▶ Instructions to follow:
Count how many lines hold the string "Layer". Give that number alone.

Dataset rows about figures:
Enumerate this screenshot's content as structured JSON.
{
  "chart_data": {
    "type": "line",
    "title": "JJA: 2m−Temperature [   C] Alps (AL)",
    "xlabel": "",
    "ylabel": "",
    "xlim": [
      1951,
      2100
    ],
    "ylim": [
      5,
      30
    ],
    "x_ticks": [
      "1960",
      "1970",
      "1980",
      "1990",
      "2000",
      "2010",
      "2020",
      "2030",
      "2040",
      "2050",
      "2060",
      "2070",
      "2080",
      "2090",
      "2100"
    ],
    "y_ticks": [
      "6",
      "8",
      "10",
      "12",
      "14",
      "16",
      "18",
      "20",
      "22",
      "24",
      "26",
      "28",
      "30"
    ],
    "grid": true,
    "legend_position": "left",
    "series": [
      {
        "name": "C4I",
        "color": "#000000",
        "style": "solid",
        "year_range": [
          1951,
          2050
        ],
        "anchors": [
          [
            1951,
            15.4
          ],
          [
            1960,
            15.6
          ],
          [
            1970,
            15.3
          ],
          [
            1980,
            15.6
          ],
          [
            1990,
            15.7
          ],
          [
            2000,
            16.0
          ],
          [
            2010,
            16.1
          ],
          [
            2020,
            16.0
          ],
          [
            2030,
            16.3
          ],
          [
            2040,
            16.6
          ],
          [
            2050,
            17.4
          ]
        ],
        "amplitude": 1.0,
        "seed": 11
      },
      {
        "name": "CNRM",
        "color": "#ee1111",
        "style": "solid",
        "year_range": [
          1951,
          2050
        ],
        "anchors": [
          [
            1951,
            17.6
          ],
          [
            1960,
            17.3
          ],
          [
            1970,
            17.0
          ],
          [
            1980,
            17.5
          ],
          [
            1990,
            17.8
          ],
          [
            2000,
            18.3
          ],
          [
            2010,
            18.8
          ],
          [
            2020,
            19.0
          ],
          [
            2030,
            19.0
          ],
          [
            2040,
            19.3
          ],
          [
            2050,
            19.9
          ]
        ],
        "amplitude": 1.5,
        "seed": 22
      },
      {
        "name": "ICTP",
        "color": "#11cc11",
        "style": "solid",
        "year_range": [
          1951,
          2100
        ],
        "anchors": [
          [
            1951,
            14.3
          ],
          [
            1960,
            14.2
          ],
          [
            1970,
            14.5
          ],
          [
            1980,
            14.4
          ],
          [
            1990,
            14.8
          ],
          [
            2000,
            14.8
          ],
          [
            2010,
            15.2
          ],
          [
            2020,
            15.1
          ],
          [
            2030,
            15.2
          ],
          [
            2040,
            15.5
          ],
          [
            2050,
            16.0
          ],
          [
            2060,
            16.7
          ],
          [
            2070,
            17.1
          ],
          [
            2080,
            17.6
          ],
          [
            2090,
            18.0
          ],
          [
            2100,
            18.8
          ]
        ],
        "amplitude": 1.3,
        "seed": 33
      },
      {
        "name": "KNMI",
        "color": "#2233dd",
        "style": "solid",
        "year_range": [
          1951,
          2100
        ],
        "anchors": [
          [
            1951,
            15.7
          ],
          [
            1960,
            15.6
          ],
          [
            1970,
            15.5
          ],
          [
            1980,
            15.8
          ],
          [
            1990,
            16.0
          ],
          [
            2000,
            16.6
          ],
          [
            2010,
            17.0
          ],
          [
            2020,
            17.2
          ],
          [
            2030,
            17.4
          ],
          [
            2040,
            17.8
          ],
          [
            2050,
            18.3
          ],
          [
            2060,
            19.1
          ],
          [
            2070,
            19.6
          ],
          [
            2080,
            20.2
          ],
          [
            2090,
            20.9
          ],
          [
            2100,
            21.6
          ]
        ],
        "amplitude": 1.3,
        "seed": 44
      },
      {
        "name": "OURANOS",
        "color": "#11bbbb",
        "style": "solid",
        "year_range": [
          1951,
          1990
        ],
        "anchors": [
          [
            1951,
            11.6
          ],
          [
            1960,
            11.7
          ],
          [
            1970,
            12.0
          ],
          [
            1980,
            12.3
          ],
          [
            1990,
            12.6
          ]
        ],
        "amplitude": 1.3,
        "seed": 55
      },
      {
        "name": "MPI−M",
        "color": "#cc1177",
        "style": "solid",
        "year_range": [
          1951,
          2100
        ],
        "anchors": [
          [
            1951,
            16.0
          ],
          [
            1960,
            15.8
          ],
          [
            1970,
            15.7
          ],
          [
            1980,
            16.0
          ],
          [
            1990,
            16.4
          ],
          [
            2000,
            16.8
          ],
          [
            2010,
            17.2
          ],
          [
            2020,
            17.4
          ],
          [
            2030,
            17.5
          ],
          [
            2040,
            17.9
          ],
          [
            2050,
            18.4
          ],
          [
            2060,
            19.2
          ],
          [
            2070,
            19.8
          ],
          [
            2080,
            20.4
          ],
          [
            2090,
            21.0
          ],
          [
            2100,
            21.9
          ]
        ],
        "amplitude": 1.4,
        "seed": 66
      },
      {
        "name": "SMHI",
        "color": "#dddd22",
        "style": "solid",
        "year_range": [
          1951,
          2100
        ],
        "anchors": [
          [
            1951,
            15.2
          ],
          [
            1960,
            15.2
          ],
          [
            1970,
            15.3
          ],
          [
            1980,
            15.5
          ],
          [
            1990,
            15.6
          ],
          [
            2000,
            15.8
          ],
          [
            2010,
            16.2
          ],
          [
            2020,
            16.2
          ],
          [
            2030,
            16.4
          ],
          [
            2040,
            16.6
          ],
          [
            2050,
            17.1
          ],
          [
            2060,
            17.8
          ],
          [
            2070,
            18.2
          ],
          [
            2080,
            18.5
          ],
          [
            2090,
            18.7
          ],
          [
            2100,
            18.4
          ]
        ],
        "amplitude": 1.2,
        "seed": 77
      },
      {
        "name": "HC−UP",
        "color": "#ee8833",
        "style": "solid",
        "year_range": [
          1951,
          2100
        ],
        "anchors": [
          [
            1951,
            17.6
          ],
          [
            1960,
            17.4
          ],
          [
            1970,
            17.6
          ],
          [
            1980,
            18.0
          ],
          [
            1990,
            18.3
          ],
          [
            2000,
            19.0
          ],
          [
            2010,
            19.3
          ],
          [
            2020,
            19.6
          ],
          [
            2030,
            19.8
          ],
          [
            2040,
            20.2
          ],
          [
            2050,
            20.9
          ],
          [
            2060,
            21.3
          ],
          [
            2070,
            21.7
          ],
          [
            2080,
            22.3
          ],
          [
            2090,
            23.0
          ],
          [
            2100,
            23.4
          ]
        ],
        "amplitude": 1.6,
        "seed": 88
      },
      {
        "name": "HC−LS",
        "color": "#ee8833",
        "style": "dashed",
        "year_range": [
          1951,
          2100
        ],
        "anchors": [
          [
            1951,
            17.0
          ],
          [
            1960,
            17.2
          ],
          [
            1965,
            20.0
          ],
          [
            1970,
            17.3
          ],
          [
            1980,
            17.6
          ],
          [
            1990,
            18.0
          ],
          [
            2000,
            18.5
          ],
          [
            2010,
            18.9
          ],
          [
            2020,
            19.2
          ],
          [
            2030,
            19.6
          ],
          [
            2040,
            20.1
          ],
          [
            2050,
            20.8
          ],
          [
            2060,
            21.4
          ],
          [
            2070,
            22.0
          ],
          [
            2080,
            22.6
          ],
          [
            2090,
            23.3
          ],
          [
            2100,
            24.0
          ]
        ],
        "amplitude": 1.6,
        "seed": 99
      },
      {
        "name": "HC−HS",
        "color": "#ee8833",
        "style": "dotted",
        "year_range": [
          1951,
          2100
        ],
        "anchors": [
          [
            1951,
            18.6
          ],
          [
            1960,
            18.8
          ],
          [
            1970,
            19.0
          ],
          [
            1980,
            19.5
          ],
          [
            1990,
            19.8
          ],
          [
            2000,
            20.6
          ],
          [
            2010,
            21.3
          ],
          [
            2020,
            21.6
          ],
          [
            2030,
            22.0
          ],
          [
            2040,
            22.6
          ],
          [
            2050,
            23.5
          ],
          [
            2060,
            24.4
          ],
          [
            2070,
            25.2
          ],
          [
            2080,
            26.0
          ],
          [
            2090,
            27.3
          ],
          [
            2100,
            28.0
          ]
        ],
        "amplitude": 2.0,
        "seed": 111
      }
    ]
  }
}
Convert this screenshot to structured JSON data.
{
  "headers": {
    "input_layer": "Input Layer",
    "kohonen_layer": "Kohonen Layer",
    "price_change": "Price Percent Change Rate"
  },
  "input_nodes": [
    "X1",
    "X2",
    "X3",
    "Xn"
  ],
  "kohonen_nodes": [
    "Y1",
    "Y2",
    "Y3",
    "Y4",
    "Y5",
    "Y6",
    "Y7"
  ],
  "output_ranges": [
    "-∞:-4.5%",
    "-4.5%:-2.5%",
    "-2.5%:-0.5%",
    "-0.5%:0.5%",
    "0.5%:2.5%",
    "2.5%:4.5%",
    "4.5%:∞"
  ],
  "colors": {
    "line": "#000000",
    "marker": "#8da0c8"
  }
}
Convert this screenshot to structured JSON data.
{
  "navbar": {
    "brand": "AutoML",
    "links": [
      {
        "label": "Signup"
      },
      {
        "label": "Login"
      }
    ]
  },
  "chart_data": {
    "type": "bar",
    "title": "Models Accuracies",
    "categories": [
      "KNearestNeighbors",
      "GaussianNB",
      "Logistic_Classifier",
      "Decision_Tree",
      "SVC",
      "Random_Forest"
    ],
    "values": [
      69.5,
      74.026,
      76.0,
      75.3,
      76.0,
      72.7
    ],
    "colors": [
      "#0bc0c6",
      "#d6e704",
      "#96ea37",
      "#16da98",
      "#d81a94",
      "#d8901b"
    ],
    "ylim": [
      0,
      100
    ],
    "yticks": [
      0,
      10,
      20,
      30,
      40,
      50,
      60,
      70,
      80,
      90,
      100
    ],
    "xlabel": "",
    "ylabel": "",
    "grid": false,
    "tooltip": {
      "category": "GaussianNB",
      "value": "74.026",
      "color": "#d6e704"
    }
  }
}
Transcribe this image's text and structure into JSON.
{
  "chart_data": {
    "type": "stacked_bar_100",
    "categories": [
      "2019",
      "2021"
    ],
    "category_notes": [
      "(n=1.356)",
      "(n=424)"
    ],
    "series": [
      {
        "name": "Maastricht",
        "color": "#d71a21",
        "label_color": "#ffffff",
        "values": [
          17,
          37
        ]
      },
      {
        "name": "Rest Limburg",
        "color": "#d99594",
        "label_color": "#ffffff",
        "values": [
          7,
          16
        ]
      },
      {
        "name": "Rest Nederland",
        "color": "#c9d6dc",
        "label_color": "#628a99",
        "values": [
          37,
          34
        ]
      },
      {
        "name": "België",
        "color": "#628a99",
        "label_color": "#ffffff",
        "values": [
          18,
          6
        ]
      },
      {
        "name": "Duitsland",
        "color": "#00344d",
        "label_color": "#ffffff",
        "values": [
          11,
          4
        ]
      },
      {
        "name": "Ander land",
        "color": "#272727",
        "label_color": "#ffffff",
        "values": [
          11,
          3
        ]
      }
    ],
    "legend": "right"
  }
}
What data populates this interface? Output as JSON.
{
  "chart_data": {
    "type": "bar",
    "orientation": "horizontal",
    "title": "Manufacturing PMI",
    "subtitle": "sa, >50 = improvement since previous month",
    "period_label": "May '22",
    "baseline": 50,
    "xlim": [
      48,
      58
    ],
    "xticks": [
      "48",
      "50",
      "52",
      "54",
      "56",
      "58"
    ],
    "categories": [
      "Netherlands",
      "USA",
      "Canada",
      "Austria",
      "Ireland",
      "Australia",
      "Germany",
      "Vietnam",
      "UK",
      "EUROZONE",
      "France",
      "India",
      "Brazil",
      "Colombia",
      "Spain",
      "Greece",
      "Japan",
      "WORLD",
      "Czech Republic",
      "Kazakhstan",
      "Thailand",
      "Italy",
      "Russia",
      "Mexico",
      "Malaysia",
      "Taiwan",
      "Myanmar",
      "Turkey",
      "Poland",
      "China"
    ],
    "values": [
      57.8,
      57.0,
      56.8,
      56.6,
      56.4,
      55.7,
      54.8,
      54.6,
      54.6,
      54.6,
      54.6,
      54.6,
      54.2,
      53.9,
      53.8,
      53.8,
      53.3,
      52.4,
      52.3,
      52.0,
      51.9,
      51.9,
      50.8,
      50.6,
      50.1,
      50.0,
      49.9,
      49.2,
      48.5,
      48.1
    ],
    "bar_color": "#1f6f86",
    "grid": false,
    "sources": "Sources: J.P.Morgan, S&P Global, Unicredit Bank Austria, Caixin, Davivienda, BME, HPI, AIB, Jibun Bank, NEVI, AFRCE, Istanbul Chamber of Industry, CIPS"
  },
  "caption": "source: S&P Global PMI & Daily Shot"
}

▶ Written response:
2